= Goal =
Pull each line holding the word "text" from the data.

-- START OF Data excerpts --

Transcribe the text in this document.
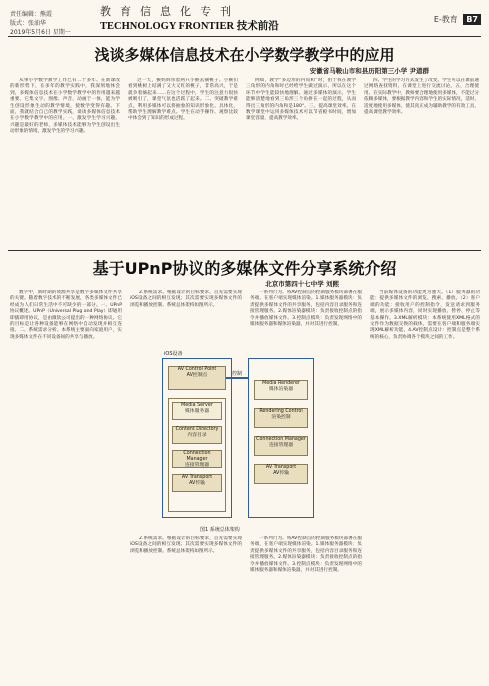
责任编辑：熊霞
版式：张油华
2019年5月6日 星期一
教育信息化专刊
TECHNOLOGY FRONTIER 技术前沿
E-教育 B7
浅谈多媒体信息技术在小学数学教学中的应用
安徽省马鞍山市和县历阳第三小学 尹道群

从事小学数学教学工作已有二十多年。在新课改的新形势下，在多年的教学实践中，我深刻地体会到，多媒体信息技术在小学数学教学中的作用越来越重要。它集文字、图像、声音、动画于一体，能为学生创设形象生动的教学情境，使数学变得有趣。下面，我就结合自己的教学实践，谈谈多媒体信息技术在小学数学教学中的应用。一、激发学生学习兴趣。兴趣是最好的老师，多媒体技术能够为学生创设出生动形象的情境，激发学生的学习兴趣。

过一天，猴妈妈带着两只小猴去摘桃子。小猴们看到桃树上结满了又大又红的桃子，非常高兴，于是就争着摘起来……在这个过程中，学生的注意力很快被吸引了，课堂气氛也活跃了起来。二、突破教学难点。利用多媒体可以将抽象的知识形象化、具体化，帮助学生理解教学难点。学生在动手操作、观察比较中体会到了知识的形成过程。

例如，教学“多边形的内角和”时，由于我在教学三角形的内角和时已经给学生做过演示，所以在这个环节中学生能较快地理解。通过多媒体的演示，学生能够清楚地看到三角形三个角拼在一起的过程，从而得出三角形的内角和是180°。三、提高课堂效率。在数学课堂中运用多媒体技术可以节省板书时间，增加课堂容量，提高教学效率。

四、学生的学习方式发生了改变。学生可以在课前通过网络查找资料，在课堂上进行交流讨论。五、合理使用。在实际教学中，教师要合理地使用多媒体，不能过分依赖多媒体，要根据教学内容和学生的实际情况，适时、适度地使用多媒体，使其真正成为辅助教学的有效工具，提高课堂教学效率。

基于UPnP协议的多媒体文件分享系统介绍
北京市第四十七中学 刘熙

数字中，新时期的资源共享是数字多媒体文件共享的关键。随着数字技术的不断发展，各类多媒体文件已经成为人们日常生活中不可缺少的一部分。一、UPnP协议概述。UPnP（Universal Plug and Play）即通用即插即用协议，是由微软公司提出的一种网络协议。它的目标是让各种设备能够在网络中自动发现并相互连接。二、系统需求分析。本系统主要面向家庭用户，实现多媒体文件在不同设备间的共享与播放。

2.系统需求。根据设计的目标要求，首先需要实现iOS设备之间的相互发现；其次需要实现多媒体文件的浏览和播放控制。系统总体架构如图所示。

一系列行为。将AV控制点的控制服务模块部署在服务端，在客户端实现媒体渲染。1.媒体服务器模块：负责提供多媒体文件的共享服务，包括内容目录服务和连接管理服务。2.媒体渲染器模块：负责接收控制点的指令并播放媒体文件。3.控制点模块：负责发现网络中的媒体服务器和媒体渲染器，并对其进行控制。

当前媒体设备的功能更为强大。（1）服务器的功能：提供多媒体文件的浏览、搜索、播放。（2）客户端的功能：接收用户的控制指令，发送请求到服务端，展示多媒体内容，同时实现播放、暂停、停止等基本操作。3.XML解析模块：本系统使用XML格式的文件作为数据交换的载体，需要在客户端和服务端实现XML解析功能。4.AV控制点设计：控制点是整个系统的核心，负责协调各个模块之间的工作。

iOS设备
AV Control Point
AV控制点
Media Server
媒体服务器
Content Directory
内容目录
Connection Manager
连接管理器
AV Transport
AV传输
控制
Media Renderer
媒体渲染器
Rendering Control
渲染控制
Connection Manager
连接管理器
AV Transport
AV传输
图1 系统总体架构

2.系统需求。根据设计的目标要求，首先需要实现iOS设备之间的相互发现；其次需要实现多媒体文件的浏览和播放控制。系统总体架构如图所示。

一系列行为。将AV控制点的控制服务模块部署在服务端，在客户端实现媒体渲染。1.媒体服务器模块：负责提供多媒体文件的共享服务，包括内容目录服务和连接管理服务。2.媒体渲染器模块：负责接收控制点的指令并播放媒体文件。3.控制点模块：负责发现网络中的媒体服务器和媒体渲染器，并对其进行控制。
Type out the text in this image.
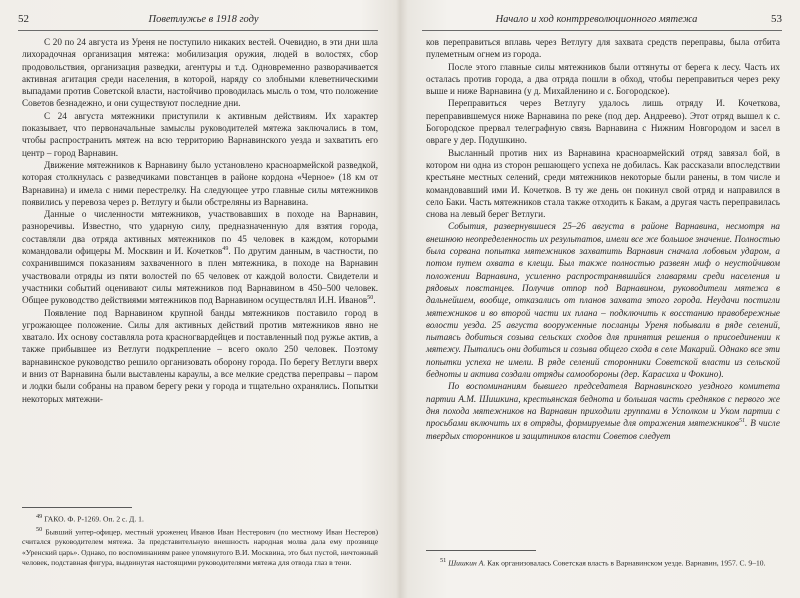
52	Поветлужье в 1918 году

С 20 по 24 августа из Уреня не поступило никаких вестей. Очевидно, в эти дни шла лихорадочная организация мятежа: мобилизация оружия, людей в волостях, сбор продовольствия, организация разведки, агентуры и т.д. Одновременно разворачивается активная агитация среди населения, в которой, наряду со злобными клеветническими выпадами против Советской власти, настойчиво проводилась мысль о том, что положение Советов безнадежно, и они существуют последние дни.

С 24 августа мятежники приступили к активным действиям. Их характер показывает, что первоначальные замыслы руководителей мятежа заключались в том, чтобы распространить мятеж на всю территорию Варнавинского уезда и захватить его центр – город Варнавин.

Движение мятежников к Варнавину было установлено красноармейской разведкой, которая столкнулась с разведчиками повстанцев в районе кордона «Черное» (18 км от Варнавина) и имела с ними перестрелку. На следующее утро главные силы мятежников появились у перевоза через р. Ветлугу и были обстреляны из Варнавина.

Данные о численности мятежников, участвовавших в походе на Варнавин, разноречивы. Известно, что ударную силу, предназначенную для взятия города, составляли два отряда активных мятежников по 45 человек в каждом, которыми командовали офицеры М. Москвин и И. Кочетков$^{49}$. По другим данным, в частности, по сохранившимся показаниям захваченного в плен мятежника, в походе на Варнавин участвовали отряды из пяти волостей по 65 человек от каждой волости. Свидетели и участники событий оценивают силы мятежников под Варнавином в 450–500 человек. Общее руководство действиями мятежников под Варнавином осуществлял И.Н. Иванов$^{50}$.

Появление под Варнавином крупной банды мятежников поставило город в угрожающее положение. Силы для активных действий против мятежников явно не хватало. Их основу составляла рота красногвардейцев и поставленный под ружье актив, а также прибывшее из Ветлуги подкрепление – всего около 250 человек. Поэтому варнавинское руководство решило организовать оборону города. По берегу Ветлуги вверх и вниз от Варнавина были выставлены караулы, а все мелкие средства переправы – паром и лодки были собраны на правом берегу реки у города и тщательно охранялись. Попытки некоторых мятежни-

$^{49}$ ГАКО. Ф. Р-1269. Оп. 2 с. Д. 1.

$^{50}$ Бывший унтер-офицер, местный уроженец Иванов Иван Нестерович (по местному Иван Нестеров) считался руководителем мятежа. За представительную внешность народная молва дала ему прозвище «Уренский царь». Однако, по воспоминаниям ранее упомянутого В.И. Москвина, это был пустой, ничтожный человек, подставная фигура, выдвинутая настоящими руководителями мятежа для отвода глаз в тени.

Начало и ход контрреволюционного мятежа	53

ков переправиться вплавь через Ветлугу для захвата средств переправы, была отбита пулеметным огнем из города.

После этого главные силы мятежников были оттянуты от берега к лесу. Часть их осталась против города, а два отряда пошли в обход, чтобы переправиться через реку выше и ниже Варнавина (у д. Михайленино и с. Богородское).

Переправиться через Ветлугу удалось лишь отряду И. Кочеткова, переправившемуся ниже Варнавина по реке (под дер. Андреево). Этот отряд вышел к с. Богородское прервал телеграфную связь Варнавина с Нижним Новгородом и засел в овраге у дер. Подушкино.

Высланный против них из Варнавина красноармейский отряд завязал бой, в котором ни одна из сторон решающего успеха не добилась. Как рассказали впоследствии крестьяне местных селений, среди мятежников некоторые были ранены, в том числе и командовавший ими И. Кочетков. В ту же день он покинул свой отряд и направился в село Баки. Часть мятежников стала также отходить к Бакам, а другая часть переправилась снова на левый берег Ветлуги.

События, развернувшиеся 25–26 августа в районе Варнавина, несмотря на внешнюю неопределенность их результатов, имели все же большое значение. Полностью была сорвана попытка мятежников захватить Варнавин сначала лобовым ударом, а потом путем охвата в клещи. Был также полностью развеян миф о неустойчивом положении Варнавина, усиленно распространявшийся главарями среди населения и рядовых повстанцев. Получив отпор под Варнавином, руководители мятежа в дальнейшем, вообще, отказались от планов захвата этого города. Неудачи постигли мятежников и во второй части их плана – подключить к восстанию правобережные волости уезда. 25 августа вооруженные посланцы Уреня побывали в ряде селений, пытаясь добиться созыва сельских сходов для принятия решения о присоединении к мятежу. Пытались они добиться и созыва общего схода в селе Макарий. Однако все эти попытки успеха не имели. В ряде селений сторонники Советской власти из сельской бедноты и актива создали отряды самообороны (дер. Карасиха и Фокино).

По воспоминаниям бывшего председателя Варнавинского уездного комитета партии А.М. Шишкина, крестьянская беднота и большая часть средняков с первого же дня похода мятежников на Варнавин приходили группами в Усполком и Уком партии с просьбами включить их в отряды, формируемые для отражения мятежников$^{51}$. В числе твердых сторонников и защитников власти Советов следует

$^{51}$ Шишкин А. Как организовалась Советская власть в Варнавинском уезде. Варнавин, 1957. С. 9–10.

-- END OF Data excerpts --

= Solution for this problem =
Transcribe the text in this document.
Type out the text in this image.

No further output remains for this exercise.